## WORK TO BE COMPLETED:
Gather up every line from the entries below that uses the word "стулья".

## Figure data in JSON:
## Start

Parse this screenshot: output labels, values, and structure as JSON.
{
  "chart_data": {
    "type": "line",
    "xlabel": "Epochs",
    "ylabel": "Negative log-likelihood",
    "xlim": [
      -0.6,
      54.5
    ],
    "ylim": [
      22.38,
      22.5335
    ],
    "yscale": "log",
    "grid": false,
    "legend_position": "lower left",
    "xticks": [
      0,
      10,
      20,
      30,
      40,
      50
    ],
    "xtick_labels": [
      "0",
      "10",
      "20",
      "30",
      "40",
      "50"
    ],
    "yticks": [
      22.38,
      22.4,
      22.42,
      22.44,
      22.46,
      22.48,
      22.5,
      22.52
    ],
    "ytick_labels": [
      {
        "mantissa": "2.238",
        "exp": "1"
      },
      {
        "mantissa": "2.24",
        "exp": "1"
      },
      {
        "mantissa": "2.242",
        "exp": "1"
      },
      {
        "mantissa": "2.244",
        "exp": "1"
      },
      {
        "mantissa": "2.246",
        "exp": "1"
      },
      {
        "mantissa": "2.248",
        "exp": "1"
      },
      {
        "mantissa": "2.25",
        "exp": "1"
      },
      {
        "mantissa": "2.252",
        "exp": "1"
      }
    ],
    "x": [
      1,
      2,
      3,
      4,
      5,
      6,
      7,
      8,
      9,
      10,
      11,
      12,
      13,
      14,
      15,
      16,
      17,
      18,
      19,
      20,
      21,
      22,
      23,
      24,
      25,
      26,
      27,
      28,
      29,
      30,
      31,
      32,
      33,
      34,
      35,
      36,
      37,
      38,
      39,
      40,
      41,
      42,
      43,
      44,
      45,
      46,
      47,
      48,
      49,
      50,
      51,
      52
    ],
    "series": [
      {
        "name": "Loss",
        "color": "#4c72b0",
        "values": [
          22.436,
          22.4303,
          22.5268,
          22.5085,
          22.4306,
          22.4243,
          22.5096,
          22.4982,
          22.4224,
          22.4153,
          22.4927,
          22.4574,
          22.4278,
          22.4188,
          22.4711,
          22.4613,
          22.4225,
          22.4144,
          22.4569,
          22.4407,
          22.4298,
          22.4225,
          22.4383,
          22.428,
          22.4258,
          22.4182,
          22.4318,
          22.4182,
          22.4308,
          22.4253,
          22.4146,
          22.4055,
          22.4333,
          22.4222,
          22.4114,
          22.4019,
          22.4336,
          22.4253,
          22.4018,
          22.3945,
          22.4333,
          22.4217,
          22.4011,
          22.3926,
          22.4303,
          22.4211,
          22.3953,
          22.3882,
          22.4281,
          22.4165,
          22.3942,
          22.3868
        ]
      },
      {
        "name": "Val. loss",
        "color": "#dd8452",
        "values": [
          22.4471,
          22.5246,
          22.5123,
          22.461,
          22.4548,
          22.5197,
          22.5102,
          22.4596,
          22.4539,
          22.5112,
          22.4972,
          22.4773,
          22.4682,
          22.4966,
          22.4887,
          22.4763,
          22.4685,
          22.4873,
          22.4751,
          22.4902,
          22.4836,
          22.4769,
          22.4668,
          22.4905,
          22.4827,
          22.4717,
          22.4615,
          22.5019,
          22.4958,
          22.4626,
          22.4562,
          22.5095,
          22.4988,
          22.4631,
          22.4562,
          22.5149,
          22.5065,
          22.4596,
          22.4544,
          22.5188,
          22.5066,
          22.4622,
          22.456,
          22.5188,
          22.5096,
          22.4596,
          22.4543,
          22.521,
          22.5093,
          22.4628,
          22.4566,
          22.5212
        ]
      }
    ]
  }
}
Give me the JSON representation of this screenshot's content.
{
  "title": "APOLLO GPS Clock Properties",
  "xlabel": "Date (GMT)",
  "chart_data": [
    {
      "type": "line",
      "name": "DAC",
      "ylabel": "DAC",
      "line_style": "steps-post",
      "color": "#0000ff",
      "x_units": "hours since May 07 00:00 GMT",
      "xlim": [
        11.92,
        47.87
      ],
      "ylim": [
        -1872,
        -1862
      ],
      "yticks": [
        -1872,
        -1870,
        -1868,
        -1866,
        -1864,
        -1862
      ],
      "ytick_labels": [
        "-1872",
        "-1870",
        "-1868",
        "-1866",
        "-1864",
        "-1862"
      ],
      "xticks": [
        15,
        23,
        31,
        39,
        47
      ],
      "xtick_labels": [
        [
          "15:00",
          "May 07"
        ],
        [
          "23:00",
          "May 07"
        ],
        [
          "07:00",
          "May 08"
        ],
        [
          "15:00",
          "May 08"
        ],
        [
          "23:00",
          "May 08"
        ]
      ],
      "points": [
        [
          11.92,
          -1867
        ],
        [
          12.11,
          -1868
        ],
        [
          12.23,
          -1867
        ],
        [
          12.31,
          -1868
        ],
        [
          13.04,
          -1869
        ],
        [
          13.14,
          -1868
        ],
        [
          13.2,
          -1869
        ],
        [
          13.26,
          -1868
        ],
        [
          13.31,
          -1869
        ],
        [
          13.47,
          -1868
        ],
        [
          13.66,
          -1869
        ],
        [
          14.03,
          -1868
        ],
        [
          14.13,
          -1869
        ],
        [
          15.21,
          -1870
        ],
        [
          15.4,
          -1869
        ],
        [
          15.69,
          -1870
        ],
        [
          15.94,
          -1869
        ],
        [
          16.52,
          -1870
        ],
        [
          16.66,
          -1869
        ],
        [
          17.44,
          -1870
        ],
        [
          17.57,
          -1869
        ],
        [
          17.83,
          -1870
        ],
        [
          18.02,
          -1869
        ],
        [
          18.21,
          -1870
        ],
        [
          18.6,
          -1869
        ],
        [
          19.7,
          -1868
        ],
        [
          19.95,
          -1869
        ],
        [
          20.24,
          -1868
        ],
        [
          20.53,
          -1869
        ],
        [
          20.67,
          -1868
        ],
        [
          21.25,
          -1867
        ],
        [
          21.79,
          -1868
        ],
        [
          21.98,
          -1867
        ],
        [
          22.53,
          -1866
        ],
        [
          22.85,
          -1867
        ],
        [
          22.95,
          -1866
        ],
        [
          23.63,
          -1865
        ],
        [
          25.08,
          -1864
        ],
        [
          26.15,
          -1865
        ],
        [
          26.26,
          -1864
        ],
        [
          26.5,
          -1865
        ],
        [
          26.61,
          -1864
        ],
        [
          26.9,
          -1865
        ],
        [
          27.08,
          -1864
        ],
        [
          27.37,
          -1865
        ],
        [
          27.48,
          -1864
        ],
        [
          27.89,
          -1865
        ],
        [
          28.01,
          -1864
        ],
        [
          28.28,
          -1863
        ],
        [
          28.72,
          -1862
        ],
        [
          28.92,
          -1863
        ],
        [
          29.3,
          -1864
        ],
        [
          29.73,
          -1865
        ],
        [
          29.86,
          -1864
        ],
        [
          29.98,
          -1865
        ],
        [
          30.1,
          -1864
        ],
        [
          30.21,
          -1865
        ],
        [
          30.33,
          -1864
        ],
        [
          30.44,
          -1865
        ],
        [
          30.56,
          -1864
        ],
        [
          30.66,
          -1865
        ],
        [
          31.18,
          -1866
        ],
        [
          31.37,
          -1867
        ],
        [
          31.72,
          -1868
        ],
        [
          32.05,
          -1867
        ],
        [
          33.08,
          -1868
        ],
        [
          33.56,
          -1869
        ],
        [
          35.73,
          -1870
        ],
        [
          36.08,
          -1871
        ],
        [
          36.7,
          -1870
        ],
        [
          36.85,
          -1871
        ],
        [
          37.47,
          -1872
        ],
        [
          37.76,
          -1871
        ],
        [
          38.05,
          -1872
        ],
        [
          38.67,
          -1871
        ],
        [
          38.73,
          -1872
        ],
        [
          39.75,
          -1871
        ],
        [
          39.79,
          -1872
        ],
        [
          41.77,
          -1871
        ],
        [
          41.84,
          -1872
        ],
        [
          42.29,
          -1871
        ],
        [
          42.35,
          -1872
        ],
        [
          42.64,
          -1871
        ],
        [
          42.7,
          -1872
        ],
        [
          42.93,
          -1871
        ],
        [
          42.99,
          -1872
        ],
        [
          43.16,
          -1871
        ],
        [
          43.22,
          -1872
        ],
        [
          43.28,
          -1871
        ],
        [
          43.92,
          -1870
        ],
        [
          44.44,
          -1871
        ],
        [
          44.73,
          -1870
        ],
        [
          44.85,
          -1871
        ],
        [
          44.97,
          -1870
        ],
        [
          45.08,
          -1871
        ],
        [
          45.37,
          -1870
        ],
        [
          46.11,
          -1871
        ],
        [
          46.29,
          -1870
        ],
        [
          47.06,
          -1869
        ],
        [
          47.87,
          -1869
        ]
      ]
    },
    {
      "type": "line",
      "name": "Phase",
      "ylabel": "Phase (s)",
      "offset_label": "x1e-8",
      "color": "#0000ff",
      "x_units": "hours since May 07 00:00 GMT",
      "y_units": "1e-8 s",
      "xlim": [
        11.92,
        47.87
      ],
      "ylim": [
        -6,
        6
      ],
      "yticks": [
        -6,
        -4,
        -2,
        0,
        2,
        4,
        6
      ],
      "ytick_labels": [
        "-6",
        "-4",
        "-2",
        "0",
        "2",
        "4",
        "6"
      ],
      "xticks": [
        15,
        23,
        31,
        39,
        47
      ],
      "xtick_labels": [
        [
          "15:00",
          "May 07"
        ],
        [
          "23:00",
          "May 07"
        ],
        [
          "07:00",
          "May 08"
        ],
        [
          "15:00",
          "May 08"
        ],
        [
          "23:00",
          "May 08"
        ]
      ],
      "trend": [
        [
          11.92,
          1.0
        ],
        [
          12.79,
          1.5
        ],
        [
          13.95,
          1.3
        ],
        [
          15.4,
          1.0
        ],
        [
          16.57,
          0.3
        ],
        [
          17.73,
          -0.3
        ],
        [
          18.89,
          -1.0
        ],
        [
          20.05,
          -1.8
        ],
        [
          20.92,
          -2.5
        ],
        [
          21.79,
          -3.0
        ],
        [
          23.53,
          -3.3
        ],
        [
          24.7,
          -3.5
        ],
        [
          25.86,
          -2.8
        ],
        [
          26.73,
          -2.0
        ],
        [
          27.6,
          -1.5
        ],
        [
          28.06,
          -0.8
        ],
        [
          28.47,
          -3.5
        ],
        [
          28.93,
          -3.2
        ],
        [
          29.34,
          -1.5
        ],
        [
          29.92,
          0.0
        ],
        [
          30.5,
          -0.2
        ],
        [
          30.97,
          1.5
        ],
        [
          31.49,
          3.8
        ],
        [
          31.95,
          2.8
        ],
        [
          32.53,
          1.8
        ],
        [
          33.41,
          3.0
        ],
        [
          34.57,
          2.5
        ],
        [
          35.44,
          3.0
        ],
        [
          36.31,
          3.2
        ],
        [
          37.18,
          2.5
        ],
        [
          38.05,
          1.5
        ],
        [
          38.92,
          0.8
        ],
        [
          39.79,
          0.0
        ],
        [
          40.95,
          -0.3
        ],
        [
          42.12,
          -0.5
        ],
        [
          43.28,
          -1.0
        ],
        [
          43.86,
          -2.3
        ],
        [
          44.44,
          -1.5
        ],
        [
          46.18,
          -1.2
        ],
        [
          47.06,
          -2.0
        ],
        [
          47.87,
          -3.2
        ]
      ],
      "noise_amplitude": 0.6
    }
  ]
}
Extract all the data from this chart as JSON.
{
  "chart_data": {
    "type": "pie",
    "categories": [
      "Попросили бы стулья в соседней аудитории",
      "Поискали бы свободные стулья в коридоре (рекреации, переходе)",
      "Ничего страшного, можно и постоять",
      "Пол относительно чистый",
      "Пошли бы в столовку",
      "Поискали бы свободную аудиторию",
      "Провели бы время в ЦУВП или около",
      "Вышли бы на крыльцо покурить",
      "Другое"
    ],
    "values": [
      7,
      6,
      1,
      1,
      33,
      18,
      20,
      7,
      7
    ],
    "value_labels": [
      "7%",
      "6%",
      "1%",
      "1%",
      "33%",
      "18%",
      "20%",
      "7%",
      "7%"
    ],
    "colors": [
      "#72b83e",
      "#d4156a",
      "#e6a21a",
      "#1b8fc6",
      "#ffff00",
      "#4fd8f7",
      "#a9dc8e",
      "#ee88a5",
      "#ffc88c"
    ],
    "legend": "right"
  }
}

## End

## RESPONSE TO THIS TASK:
      "Попросили бы стулья в соседней аудитории",
      "Поискали бы свободные стулья в коридоре (рекреации, переходе)",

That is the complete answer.